**The exercise:**
Wherever the string "ветра" appears in a line, extract that line.

**Available records:**
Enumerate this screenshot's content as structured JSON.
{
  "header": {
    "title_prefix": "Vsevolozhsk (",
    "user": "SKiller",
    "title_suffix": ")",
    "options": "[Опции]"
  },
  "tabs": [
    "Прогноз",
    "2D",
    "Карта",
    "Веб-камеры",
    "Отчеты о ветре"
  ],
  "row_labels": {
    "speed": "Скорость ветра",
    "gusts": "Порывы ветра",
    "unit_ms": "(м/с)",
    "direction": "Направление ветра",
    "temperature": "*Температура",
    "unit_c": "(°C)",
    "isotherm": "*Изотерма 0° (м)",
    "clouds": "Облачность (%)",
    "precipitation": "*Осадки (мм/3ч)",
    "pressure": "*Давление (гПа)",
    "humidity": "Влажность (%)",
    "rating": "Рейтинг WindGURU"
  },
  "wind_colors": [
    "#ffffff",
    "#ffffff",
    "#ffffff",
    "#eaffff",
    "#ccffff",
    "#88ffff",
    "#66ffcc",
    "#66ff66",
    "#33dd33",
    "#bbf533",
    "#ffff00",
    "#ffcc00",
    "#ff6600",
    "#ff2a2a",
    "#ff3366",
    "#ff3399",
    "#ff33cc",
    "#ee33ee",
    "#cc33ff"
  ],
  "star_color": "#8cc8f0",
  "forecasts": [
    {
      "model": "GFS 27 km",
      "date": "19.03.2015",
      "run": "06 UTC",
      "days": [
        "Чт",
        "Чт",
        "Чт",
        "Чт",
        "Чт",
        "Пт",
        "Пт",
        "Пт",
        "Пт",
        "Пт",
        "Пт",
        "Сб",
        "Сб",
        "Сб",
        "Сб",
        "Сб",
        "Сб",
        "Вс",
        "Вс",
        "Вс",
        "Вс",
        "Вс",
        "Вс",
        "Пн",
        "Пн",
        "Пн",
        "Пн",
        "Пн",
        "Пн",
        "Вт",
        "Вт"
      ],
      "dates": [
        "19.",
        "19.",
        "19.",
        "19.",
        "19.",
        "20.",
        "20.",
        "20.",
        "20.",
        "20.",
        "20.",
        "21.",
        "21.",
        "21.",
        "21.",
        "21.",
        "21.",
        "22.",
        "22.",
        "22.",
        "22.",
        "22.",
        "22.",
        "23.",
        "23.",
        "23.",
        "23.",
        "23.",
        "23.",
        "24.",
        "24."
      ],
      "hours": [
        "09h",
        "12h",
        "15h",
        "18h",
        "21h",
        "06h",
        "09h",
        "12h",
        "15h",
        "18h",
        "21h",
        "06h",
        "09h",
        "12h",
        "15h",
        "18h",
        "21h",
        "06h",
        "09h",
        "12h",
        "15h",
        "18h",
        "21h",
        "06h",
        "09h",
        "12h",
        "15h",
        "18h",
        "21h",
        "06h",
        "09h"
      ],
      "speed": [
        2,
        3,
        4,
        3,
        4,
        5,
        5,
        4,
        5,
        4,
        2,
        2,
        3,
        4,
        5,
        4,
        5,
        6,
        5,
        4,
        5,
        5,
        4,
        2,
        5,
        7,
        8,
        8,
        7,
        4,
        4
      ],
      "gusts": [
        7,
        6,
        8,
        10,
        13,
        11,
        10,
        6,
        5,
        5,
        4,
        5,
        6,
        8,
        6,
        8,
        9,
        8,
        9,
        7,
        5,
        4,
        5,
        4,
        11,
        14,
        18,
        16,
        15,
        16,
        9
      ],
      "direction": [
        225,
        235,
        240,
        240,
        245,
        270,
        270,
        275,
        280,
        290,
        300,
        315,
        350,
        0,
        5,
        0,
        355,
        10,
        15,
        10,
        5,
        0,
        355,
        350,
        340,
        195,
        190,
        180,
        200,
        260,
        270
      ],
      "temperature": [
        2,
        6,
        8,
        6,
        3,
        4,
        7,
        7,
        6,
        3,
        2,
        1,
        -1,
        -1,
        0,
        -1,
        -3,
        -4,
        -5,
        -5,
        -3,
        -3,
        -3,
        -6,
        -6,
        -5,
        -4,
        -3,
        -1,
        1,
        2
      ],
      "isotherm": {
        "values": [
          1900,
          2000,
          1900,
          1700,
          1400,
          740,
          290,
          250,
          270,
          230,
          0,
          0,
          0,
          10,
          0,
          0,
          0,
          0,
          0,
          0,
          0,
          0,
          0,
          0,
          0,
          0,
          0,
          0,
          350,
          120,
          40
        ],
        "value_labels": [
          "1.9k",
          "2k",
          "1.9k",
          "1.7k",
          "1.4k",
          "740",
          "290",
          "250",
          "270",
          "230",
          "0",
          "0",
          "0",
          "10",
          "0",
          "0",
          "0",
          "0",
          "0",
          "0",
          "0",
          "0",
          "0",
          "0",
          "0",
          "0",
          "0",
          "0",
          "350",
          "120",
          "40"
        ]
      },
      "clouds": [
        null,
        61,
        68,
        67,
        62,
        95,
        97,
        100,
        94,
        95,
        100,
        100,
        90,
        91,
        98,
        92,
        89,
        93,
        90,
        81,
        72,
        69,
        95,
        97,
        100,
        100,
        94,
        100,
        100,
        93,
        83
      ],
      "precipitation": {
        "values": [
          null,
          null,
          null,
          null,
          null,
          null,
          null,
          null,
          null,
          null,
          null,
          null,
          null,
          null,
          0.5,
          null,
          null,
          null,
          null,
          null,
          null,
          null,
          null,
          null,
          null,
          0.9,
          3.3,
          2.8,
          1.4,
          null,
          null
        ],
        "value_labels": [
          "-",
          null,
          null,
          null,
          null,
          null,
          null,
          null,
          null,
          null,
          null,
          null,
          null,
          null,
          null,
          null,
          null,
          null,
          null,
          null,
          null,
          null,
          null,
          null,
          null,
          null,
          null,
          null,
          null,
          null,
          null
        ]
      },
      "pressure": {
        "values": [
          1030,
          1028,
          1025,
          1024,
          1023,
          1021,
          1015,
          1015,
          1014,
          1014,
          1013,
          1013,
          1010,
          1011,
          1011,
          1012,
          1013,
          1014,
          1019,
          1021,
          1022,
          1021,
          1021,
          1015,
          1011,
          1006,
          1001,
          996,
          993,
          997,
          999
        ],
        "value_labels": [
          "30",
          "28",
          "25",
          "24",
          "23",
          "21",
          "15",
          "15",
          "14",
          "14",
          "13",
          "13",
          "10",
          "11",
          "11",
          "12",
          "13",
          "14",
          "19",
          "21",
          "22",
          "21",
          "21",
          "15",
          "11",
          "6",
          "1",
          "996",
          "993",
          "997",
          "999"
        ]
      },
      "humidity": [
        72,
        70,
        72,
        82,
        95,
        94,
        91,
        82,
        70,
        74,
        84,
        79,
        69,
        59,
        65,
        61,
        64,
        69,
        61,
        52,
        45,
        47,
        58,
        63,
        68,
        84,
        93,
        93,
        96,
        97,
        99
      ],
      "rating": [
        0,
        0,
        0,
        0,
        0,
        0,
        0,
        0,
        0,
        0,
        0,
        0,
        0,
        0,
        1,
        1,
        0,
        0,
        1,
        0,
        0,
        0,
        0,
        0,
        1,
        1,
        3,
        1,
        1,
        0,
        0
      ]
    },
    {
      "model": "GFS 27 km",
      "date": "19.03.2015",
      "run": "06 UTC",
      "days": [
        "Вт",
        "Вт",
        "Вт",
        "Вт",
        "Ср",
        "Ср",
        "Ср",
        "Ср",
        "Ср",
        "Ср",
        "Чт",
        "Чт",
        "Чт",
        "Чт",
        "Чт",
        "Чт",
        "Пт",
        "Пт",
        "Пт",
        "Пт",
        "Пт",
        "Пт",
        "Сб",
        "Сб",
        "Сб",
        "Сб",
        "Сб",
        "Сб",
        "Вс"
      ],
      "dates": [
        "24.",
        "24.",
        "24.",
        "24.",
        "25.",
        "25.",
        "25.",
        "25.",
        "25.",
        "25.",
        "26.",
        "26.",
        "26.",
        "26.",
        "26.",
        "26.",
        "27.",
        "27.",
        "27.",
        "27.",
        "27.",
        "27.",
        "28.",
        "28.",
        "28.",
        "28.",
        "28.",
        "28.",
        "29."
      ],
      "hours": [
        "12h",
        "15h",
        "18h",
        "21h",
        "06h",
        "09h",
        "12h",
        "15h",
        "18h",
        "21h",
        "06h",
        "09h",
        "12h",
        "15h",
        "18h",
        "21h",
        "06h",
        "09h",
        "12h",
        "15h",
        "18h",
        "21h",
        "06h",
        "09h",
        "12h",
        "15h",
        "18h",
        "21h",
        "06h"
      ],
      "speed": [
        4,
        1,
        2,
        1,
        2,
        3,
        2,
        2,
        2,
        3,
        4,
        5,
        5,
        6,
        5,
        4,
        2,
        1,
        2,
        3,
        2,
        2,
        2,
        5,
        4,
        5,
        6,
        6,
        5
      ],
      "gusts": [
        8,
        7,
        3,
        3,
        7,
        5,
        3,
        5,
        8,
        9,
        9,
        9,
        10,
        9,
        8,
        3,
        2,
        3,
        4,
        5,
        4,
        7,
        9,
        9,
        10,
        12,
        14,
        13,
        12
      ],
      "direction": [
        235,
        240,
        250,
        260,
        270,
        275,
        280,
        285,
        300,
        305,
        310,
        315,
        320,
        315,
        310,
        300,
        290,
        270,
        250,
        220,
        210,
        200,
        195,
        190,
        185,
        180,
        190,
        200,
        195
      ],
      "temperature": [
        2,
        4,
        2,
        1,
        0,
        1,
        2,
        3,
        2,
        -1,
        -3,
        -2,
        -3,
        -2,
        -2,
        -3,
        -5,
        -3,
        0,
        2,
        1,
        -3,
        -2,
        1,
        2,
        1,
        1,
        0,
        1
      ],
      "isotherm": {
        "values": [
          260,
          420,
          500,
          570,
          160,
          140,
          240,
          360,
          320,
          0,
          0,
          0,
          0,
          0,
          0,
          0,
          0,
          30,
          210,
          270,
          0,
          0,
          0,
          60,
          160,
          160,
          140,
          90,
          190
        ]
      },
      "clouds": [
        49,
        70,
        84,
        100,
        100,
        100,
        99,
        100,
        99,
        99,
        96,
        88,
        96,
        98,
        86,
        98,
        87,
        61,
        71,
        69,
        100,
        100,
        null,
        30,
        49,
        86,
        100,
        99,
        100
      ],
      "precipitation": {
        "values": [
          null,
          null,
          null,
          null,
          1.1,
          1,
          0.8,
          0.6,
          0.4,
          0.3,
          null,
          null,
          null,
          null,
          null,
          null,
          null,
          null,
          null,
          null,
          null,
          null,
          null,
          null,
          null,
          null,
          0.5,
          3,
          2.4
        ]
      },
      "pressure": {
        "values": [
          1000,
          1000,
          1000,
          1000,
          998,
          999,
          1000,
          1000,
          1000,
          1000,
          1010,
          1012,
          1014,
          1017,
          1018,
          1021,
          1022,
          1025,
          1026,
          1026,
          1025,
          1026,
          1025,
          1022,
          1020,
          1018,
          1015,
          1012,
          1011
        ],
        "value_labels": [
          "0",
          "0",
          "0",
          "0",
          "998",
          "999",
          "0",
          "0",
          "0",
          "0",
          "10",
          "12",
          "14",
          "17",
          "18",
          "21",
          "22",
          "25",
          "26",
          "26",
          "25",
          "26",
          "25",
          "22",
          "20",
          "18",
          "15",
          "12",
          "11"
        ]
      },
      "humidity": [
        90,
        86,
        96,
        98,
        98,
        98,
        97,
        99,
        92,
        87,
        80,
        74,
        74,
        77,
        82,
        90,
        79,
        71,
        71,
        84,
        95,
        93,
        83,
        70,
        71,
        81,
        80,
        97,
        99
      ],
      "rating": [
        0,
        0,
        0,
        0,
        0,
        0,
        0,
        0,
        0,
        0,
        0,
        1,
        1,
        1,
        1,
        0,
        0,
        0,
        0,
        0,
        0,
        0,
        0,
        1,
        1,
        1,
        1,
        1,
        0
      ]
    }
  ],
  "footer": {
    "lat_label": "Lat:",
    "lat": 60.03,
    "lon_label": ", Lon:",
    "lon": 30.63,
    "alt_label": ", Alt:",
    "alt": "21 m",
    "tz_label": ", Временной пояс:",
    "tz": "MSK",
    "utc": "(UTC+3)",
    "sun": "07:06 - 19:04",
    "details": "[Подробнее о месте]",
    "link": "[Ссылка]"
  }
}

**Response to this exercise:**
    "speed": "Скорость ветра",
    "gusts": "Порывы ветра",
    "direction": "Направление ветра",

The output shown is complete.